Source data
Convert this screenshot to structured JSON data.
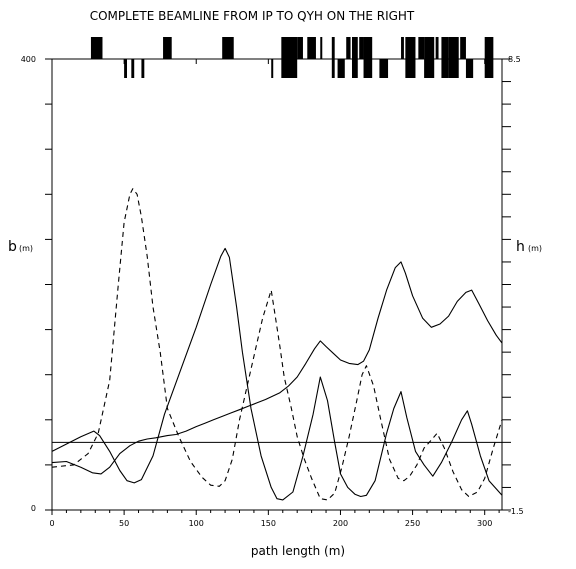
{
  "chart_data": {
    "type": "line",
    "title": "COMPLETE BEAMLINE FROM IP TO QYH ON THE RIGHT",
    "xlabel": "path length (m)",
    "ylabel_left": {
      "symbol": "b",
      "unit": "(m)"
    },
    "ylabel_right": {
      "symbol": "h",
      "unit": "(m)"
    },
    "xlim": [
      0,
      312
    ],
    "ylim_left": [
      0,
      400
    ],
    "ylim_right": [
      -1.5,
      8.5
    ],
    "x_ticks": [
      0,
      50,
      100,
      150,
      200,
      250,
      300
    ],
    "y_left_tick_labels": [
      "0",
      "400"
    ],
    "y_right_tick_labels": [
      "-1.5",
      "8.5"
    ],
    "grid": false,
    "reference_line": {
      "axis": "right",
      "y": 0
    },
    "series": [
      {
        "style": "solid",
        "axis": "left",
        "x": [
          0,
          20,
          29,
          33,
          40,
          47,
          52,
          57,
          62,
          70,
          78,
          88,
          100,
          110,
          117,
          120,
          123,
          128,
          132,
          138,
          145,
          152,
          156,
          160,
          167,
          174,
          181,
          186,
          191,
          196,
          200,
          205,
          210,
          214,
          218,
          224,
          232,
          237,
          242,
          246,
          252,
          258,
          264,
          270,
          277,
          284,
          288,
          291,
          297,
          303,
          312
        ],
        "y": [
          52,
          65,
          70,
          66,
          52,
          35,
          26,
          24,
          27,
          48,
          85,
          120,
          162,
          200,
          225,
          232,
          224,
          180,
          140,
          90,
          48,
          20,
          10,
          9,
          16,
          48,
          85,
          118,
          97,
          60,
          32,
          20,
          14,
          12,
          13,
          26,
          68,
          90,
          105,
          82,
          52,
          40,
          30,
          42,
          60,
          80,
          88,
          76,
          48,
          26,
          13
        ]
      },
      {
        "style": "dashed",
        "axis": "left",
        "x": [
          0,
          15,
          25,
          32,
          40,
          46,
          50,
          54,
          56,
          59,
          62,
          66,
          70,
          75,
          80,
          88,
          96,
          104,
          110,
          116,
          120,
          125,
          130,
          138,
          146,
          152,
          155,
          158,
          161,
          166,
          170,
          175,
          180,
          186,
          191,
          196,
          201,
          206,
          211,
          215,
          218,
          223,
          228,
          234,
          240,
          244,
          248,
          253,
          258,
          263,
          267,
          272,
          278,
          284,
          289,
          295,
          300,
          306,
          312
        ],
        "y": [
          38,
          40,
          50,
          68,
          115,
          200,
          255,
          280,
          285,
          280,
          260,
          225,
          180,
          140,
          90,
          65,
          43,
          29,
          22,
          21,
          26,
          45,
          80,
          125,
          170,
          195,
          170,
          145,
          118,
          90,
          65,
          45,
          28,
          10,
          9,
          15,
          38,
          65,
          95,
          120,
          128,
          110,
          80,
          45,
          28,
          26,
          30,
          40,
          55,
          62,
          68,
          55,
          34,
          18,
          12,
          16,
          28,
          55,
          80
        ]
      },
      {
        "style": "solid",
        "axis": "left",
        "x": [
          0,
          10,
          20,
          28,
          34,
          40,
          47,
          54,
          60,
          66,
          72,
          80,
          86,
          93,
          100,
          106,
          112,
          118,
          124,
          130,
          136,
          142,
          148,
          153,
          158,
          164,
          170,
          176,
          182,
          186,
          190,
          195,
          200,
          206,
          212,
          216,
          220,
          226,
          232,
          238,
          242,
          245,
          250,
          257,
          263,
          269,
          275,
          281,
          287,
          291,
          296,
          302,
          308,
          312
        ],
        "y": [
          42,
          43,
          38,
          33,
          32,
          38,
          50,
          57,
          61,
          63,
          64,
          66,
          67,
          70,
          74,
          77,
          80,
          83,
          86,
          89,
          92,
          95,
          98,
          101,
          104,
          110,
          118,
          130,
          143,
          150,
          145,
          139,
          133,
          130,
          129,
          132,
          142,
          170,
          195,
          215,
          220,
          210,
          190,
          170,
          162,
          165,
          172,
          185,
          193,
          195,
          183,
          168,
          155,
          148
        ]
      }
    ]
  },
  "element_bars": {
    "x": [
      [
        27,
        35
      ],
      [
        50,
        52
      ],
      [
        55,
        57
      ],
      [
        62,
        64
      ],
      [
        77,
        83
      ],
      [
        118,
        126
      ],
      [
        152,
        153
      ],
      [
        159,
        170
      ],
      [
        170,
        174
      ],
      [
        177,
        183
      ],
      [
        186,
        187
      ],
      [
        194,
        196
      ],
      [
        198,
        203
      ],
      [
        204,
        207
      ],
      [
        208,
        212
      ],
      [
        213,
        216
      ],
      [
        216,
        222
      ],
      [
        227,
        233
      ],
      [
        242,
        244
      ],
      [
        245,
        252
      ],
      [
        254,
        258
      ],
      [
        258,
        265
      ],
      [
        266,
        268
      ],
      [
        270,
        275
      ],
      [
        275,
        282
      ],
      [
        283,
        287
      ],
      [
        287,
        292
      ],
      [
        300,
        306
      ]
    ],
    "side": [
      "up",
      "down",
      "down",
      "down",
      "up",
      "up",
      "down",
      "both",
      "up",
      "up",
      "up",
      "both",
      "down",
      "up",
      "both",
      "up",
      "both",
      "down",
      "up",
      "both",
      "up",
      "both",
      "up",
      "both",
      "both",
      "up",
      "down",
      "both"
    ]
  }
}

(TASK):
Reproduce all the records verbatim, excluding images.

(FULL RESPONSE):
Convert this screenshot to structured JSON data.
{
  "chart_data": {
    "type": "line",
    "title": "COMPLETE BEAMLINE FROM IP TO QYH ON THE RIGHT",
    "xlabel": "path length (m)",
    "ylabel_left": {
      "symbol": "b",
      "unit": "(m)"
    },
    "ylabel_right": {
      "symbol": "h",
      "unit": "(m)"
    },
    "xlim": [
      0,
      312
    ],
    "ylim_left": [
      0,
      400
    ],
    "ylim_right": [
      -1.5,
      8.5
    ],
    "x_ticks": [
      0,
      50,
      100,
      150,
      200,
      250,
      300
    ],
    "y_left_tick_labels": [
      "0",
      "400"
    ],
    "y_right_tick_labels": [
      "-1.5",
      "8.5"
    ],
    "grid": false,
    "reference_line": {
      "axis": "right",
      "y": 0
    },
    "series": [
      {
        "style": "solid",
        "axis": "left",
        "x": [
          0,
          20,
          29,
          33,
          40,
          47,
          52,
          57,
          62,
          70,
          78,
          88,
          100,
          110,
          117,
          120,
          123,
          128,
          132,
          138,
          145,
          152,
          156,
          160,
          167,
          174,
          181,
          186,
          191,
          196,
          200,
          205,
          210,
          214,
          218,
          224,
          232,
          237,
          242,
          246,
          252,
          258,
          264,
          270,
          277,
          284,
          288,
          291,
          297,
          303,
          312
        ],
        "y": [
          52,
          65,
          70,
          66,
          52,
          35,
          26,
          24,
          27,
          48,
          85,
          120,
          162,
          200,
          225,
          232,
          224,
          180,
          140,
          90,
          48,
          20,
          10,
          9,
          16,
          48,
          85,
          118,
          97,
          60,
          32,
          20,
          14,
          12,
          13,
          26,
          68,
          90,
          105,
          82,
          52,
          40,
          30,
          42,
          60,
          80,
          88,
          76,
          48,
          26,
          13
        ]
      },
      {
        "style": "dashed",
        "axis": "left",
        "x": [
          0,
          15,
          25,
          32,
          40,
          46,
          50,
          54,
          56,
          59,
          62,
          66,
          70,
          75,
          80,
          88,
          96,
          104,
          110,
          116,
          120,
          125,
          130,
          138,
          146,
          152,
          155,
          158,
          161,
          166,
          170,
          175,
          180,
          186,
          191,
          196,
          201,
          206,
          211,
          215,
          218,
          223,
          228,
          234,
          240,
          244,
          248,
          253,
          258,
          263,
          267,
          272,
          278,
          284,
          289,
          295,
          300,
          306,
          312
        ],
        "y": [
          38,
          40,
          50,
          68,
          115,
          200,
          255,
          280,
          285,
          280,
          260,
          225,
          180,
          140,
          90,
          65,
          43,
          29,
          22,
          21,
          26,
          45,
          80,
          125,
          170,
          195,
          170,
          145,
          118,
          90,
          65,
          45,
          28,
          10,
          9,
          15,
          38,
          65,
          95,
          120,
          128,
          110,
          80,
          45,
          28,
          26,
          30,
          40,
          55,
          62,
          68,
          55,
          34,
          18,
          12,
          16,
          28,
          55,
          80
        ]
      },
      {
        "style": "solid",
        "axis": "left",
        "x": [
          0,
          10,
          20,
          28,
          34,
          40,
          47,
          54,
          60,
          66,
          72,
          80,
          86,
          93,
          100,
          106,
          112,
          118,
          124,
          130,
          136,
          142,
          148,
          153,
          158,
          164,
          170,
          176,
          182,
          186,
          190,
          195,
          200,
          206,
          212,
          216,
          220,
          226,
          232,
          238,
          242,
          245,
          250,
          257,
          263,
          269,
          275,
          281,
          287,
          291,
          296,
          302,
          308,
          312
        ],
        "y": [
          42,
          43,
          38,
          33,
          32,
          38,
          50,
          57,
          61,
          63,
          64,
          66,
          67,
          70,
          74,
          77,
          80,
          83,
          86,
          89,
          92,
          95,
          98,
          101,
          104,
          110,
          118,
          130,
          143,
          150,
          145,
          139,
          133,
          130,
          129,
          132,
          142,
          170,
          195,
          215,
          220,
          210,
          190,
          170,
          162,
          165,
          172,
          185,
          193,
          195,
          183,
          168,
          155,
          148
        ]
      }
    ]
  },
  "element_bars": {
    "x": [
      [
        27,
        35
      ],
      [
        50,
        52
      ],
      [
        55,
        57
      ],
      [
        62,
        64
      ],
      [
        77,
        83
      ],
      [
        118,
        126
      ],
      [
        152,
        153
      ],
      [
        159,
        170
      ],
      [
        170,
        174
      ],
      [
        177,
        183
      ],
      [
        186,
        187
      ],
      [
        194,
        196
      ],
      [
        198,
        203
      ],
      [
        204,
        207
      ],
      [
        208,
        212
      ],
      [
        213,
        216
      ],
      [
        216,
        222
      ],
      [
        227,
        233
      ],
      [
        242,
        244
      ],
      [
        245,
        252
      ],
      [
        254,
        258
      ],
      [
        258,
        265
      ],
      [
        266,
        268
      ],
      [
        270,
        275
      ],
      [
        275,
        282
      ],
      [
        283,
        287
      ],
      [
        287,
        292
      ],
      [
        300,
        306
      ]
    ],
    "side": [
      "up",
      "down",
      "down",
      "down",
      "up",
      "up",
      "down",
      "both",
      "up",
      "up",
      "up",
      "both",
      "down",
      "up",
      "both",
      "up",
      "both",
      "down",
      "up",
      "both",
      "up",
      "both",
      "up",
      "both",
      "both",
      "up",
      "down",
      "both"
    ]
  }
}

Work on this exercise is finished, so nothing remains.